Every line below that holds the string "xlabel" should be copied out.
-------- Stored rows --------
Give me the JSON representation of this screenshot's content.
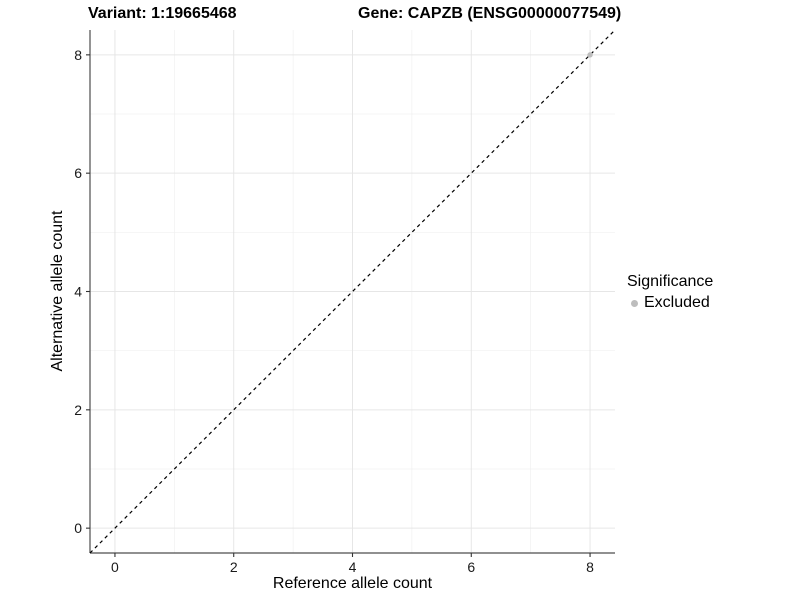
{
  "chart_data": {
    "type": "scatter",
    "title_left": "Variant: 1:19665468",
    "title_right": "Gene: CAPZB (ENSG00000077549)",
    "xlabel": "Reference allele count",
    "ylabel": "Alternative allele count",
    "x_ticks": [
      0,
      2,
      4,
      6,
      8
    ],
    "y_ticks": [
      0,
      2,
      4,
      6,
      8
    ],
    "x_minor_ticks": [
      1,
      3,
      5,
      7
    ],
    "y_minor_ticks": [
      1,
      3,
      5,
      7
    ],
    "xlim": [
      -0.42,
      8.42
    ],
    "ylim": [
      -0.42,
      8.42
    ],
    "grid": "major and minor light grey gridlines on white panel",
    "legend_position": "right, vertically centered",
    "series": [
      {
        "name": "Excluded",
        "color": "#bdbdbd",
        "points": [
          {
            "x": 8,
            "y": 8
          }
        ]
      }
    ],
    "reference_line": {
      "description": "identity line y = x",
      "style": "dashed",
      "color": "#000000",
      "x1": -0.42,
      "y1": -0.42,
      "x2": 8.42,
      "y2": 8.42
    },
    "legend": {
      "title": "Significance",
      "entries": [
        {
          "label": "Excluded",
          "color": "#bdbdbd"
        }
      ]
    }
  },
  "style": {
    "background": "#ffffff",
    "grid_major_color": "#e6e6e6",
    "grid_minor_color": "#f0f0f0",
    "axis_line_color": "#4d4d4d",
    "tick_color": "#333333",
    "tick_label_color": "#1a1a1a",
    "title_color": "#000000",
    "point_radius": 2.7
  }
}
--------
-------- Stored rows --------
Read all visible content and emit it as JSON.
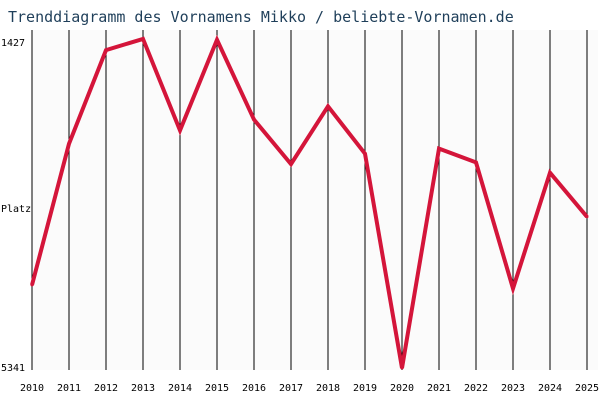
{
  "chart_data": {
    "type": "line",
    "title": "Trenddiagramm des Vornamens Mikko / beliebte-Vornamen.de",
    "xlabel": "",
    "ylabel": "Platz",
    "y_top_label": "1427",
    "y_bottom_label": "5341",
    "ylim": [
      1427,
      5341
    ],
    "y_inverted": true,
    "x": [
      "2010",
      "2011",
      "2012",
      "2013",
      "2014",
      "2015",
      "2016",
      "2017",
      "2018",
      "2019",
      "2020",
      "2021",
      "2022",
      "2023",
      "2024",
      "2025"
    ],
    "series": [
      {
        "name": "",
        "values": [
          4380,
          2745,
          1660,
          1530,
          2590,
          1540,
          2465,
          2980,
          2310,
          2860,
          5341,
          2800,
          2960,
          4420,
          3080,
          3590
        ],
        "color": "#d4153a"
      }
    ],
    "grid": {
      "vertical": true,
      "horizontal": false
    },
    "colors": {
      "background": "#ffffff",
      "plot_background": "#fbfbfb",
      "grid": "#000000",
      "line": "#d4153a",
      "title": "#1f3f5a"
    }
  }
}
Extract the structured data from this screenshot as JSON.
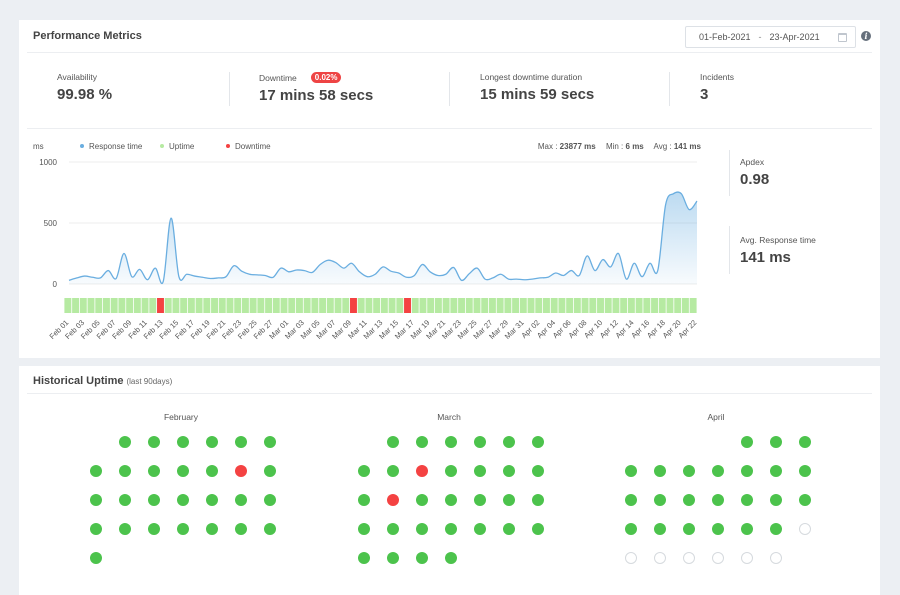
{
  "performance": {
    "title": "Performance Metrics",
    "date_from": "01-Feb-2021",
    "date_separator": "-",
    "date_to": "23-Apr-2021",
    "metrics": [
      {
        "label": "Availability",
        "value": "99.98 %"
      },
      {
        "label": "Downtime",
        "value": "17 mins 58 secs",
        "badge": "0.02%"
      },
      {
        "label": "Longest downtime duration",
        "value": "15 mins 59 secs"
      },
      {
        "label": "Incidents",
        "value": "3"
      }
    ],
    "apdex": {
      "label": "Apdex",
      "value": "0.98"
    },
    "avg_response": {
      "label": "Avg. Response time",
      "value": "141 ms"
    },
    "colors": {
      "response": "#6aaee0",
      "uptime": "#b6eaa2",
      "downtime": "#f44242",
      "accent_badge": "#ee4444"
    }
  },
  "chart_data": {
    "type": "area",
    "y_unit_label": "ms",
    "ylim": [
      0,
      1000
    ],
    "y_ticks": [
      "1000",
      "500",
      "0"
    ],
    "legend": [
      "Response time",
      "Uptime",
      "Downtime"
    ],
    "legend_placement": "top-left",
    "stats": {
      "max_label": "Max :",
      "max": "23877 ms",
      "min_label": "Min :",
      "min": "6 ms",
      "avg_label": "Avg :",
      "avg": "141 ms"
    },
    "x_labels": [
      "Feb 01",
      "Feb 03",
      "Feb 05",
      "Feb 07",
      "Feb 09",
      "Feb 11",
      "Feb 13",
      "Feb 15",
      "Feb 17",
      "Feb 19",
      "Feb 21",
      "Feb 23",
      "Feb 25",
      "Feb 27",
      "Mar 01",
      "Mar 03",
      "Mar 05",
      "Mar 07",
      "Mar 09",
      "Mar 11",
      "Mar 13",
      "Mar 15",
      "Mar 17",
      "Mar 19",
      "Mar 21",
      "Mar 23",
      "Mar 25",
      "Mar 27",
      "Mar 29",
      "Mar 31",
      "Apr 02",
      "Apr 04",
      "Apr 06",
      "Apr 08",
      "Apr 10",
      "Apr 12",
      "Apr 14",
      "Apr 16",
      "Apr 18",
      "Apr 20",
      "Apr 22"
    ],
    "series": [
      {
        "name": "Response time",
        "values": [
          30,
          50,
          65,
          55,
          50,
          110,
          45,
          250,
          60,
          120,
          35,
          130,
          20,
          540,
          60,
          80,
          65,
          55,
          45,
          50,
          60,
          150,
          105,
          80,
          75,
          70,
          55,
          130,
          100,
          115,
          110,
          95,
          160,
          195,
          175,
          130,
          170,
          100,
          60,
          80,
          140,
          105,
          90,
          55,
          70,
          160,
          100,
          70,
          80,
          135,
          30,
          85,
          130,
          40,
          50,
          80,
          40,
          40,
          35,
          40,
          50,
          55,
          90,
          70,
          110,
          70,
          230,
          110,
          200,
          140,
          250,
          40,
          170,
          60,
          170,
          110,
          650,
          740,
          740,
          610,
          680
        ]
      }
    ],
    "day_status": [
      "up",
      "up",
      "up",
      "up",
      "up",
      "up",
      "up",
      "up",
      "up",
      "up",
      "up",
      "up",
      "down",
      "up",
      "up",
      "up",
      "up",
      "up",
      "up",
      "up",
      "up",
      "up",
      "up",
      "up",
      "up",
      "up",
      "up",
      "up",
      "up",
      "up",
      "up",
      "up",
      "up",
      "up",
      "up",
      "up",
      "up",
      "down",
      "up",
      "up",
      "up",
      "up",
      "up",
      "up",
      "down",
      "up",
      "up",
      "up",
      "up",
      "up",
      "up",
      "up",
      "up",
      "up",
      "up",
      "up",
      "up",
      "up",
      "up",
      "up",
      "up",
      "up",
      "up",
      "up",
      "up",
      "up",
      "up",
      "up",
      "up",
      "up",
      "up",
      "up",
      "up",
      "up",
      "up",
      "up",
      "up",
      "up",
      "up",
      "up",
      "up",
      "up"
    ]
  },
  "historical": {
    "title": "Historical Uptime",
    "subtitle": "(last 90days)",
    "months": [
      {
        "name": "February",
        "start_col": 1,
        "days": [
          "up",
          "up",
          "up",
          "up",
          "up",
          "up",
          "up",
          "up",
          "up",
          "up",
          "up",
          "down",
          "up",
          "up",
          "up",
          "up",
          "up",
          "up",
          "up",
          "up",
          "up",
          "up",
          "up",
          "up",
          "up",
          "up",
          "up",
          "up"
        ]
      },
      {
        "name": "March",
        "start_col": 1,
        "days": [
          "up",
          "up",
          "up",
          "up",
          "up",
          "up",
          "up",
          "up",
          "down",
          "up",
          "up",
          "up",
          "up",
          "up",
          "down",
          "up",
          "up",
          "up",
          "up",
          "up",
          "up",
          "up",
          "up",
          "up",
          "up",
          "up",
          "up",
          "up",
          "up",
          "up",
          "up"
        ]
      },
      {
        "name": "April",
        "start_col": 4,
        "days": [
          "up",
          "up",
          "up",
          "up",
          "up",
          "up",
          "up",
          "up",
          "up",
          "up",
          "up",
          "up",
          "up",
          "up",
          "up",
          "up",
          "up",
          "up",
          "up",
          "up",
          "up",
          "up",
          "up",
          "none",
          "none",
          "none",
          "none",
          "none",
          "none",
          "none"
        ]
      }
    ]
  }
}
--------
# Task output
    "xlabel": "Reference allele count",
    "xlabel": "",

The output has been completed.